__What is required__. From the records below, copy every line that contains the word "this".

__Material provided__.
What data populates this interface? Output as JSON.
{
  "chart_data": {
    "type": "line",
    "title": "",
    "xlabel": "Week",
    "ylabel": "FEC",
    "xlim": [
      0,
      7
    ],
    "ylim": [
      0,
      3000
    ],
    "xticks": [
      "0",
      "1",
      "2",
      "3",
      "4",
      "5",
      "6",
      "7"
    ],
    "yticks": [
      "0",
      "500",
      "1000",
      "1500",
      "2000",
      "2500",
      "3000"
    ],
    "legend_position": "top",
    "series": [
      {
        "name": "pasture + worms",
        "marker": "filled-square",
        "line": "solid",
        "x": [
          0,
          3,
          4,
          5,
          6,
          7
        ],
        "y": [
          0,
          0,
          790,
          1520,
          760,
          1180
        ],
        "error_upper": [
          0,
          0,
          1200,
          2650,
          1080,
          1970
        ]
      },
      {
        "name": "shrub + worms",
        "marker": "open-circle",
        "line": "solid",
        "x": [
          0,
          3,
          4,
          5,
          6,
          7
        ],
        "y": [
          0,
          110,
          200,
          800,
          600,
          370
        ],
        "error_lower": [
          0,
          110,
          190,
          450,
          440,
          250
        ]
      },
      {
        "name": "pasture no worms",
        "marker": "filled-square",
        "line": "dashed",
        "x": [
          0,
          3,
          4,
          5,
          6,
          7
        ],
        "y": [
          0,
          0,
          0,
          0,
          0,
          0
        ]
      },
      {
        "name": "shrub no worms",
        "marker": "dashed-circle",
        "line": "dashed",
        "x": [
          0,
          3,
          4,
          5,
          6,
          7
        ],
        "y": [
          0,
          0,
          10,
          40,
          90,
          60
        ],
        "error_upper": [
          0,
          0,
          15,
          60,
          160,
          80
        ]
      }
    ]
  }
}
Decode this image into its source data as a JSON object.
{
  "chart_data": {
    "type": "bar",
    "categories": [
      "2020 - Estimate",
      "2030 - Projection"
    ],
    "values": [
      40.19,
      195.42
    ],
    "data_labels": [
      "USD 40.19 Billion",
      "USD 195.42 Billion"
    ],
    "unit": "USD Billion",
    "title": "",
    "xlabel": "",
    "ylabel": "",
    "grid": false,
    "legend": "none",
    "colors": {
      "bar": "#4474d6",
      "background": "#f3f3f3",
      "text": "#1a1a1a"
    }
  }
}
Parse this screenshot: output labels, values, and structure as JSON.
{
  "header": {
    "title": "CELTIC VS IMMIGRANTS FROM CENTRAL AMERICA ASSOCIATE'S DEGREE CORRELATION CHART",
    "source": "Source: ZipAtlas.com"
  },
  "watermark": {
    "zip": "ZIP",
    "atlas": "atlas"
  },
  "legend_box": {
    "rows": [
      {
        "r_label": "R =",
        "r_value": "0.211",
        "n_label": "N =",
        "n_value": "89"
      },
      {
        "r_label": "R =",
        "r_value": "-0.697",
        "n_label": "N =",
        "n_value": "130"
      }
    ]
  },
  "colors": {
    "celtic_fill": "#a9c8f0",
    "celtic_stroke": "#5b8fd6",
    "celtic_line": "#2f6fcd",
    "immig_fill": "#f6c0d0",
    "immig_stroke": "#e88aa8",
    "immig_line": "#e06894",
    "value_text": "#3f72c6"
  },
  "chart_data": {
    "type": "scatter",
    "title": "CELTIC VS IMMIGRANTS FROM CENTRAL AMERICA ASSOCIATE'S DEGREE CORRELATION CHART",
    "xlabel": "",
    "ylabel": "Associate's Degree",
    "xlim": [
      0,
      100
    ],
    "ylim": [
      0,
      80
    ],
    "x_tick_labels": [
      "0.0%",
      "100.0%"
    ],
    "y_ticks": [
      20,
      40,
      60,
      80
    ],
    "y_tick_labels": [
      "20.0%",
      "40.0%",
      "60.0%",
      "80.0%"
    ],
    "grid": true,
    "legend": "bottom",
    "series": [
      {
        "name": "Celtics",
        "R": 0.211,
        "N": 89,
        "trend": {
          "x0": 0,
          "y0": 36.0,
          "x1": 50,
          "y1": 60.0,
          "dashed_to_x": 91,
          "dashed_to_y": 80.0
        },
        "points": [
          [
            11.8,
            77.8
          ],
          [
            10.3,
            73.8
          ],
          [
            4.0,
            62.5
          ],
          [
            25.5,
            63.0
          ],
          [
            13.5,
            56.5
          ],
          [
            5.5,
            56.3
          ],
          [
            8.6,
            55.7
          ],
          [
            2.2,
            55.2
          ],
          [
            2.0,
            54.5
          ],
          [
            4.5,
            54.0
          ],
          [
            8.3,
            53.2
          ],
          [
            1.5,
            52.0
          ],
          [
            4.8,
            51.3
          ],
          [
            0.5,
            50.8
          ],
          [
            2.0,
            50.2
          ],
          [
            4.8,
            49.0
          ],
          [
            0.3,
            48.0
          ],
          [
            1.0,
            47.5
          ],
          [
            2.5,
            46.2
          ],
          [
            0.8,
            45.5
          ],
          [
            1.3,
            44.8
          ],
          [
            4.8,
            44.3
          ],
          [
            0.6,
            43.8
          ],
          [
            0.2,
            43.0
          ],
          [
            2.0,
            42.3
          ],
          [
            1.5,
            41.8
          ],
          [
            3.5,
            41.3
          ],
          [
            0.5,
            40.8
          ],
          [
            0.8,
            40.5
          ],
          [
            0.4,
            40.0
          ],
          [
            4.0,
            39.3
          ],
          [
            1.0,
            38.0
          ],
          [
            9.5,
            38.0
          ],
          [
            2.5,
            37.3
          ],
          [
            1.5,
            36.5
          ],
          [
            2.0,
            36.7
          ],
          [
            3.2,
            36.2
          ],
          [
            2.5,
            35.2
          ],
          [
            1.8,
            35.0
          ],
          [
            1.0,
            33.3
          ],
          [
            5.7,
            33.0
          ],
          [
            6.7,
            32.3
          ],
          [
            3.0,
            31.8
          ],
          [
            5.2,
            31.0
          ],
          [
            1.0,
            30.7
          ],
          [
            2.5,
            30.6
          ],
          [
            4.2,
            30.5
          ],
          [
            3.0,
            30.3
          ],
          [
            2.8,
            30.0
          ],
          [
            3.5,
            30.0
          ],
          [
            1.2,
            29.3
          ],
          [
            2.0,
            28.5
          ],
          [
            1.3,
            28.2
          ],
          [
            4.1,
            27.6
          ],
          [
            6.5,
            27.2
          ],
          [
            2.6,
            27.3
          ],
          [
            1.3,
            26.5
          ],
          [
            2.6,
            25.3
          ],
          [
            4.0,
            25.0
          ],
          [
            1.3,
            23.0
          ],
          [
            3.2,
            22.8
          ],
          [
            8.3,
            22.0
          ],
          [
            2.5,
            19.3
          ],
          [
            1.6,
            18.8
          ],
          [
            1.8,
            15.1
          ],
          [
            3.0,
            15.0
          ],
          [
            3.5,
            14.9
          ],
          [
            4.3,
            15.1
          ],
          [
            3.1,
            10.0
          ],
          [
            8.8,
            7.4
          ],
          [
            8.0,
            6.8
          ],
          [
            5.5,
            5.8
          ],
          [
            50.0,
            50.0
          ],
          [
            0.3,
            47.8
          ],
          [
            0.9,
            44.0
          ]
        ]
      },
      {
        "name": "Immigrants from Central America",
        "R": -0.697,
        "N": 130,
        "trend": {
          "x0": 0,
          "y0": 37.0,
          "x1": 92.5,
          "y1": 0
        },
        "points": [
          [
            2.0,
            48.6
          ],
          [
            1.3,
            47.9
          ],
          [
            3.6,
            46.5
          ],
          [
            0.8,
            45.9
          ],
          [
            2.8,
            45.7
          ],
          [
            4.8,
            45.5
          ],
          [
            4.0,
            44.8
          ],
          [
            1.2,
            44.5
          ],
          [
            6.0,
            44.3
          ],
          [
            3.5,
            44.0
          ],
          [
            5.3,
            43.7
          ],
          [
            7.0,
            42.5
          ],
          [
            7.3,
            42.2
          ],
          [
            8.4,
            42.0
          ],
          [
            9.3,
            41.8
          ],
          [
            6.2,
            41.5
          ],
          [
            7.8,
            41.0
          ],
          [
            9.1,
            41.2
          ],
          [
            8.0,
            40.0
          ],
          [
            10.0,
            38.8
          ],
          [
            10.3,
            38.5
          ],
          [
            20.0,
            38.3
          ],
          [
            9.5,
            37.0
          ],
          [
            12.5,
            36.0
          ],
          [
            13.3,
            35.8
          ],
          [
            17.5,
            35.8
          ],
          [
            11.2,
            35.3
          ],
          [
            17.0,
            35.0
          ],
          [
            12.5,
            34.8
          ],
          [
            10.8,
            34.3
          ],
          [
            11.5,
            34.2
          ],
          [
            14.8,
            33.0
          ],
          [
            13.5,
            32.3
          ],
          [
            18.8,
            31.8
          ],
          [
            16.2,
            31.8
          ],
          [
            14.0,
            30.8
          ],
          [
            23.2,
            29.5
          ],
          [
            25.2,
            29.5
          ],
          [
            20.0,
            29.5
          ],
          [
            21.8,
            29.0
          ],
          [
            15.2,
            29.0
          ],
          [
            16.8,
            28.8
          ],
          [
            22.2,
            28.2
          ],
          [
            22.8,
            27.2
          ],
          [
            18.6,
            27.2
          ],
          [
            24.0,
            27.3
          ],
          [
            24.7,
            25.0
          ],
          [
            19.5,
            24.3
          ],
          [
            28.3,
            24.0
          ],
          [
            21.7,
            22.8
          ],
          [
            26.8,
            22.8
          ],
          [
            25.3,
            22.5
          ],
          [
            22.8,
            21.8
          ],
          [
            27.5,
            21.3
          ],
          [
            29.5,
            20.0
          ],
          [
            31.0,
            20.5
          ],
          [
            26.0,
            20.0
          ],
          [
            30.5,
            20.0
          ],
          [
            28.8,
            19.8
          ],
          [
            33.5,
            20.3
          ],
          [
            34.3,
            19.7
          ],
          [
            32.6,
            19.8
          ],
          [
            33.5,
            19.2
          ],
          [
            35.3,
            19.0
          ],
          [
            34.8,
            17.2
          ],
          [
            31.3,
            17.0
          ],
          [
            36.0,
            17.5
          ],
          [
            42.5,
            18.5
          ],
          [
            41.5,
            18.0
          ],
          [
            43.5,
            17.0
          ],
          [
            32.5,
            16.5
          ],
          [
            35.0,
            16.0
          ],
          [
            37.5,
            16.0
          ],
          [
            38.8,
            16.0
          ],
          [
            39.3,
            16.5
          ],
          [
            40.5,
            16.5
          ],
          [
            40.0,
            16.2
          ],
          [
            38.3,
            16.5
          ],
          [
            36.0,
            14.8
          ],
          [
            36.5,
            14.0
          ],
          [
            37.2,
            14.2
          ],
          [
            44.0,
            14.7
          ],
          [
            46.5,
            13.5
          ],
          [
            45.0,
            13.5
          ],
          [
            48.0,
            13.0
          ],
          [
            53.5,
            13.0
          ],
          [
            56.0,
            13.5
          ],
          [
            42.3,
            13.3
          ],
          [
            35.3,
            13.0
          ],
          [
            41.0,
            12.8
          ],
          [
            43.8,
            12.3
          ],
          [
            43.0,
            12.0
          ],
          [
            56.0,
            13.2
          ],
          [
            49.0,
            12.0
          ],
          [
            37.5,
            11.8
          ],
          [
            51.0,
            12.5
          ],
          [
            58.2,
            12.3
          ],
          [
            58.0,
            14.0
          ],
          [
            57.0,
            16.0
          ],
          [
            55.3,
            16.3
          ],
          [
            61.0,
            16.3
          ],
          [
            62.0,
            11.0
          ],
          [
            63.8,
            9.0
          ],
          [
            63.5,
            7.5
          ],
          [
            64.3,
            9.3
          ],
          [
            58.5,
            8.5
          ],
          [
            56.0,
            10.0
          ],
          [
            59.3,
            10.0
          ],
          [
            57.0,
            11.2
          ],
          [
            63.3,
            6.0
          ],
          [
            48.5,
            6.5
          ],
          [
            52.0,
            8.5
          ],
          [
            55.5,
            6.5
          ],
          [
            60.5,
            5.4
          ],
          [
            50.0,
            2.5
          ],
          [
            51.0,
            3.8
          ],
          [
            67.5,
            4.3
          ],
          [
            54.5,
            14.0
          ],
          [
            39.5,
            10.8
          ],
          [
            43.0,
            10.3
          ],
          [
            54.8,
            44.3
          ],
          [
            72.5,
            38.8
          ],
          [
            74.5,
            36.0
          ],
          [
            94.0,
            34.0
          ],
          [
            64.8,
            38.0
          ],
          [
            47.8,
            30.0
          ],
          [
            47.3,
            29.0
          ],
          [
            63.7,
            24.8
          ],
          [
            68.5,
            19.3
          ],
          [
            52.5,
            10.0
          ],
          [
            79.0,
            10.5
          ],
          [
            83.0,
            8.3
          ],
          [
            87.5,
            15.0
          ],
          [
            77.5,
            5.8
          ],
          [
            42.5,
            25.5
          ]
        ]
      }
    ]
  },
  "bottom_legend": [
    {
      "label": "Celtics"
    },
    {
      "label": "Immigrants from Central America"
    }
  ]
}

__Response to the task__.
What data populates this interface? Output as JSON.
Decode this image into its source data as a JSON object.
Parse this screenshot: output labels, values, and structure as JSON.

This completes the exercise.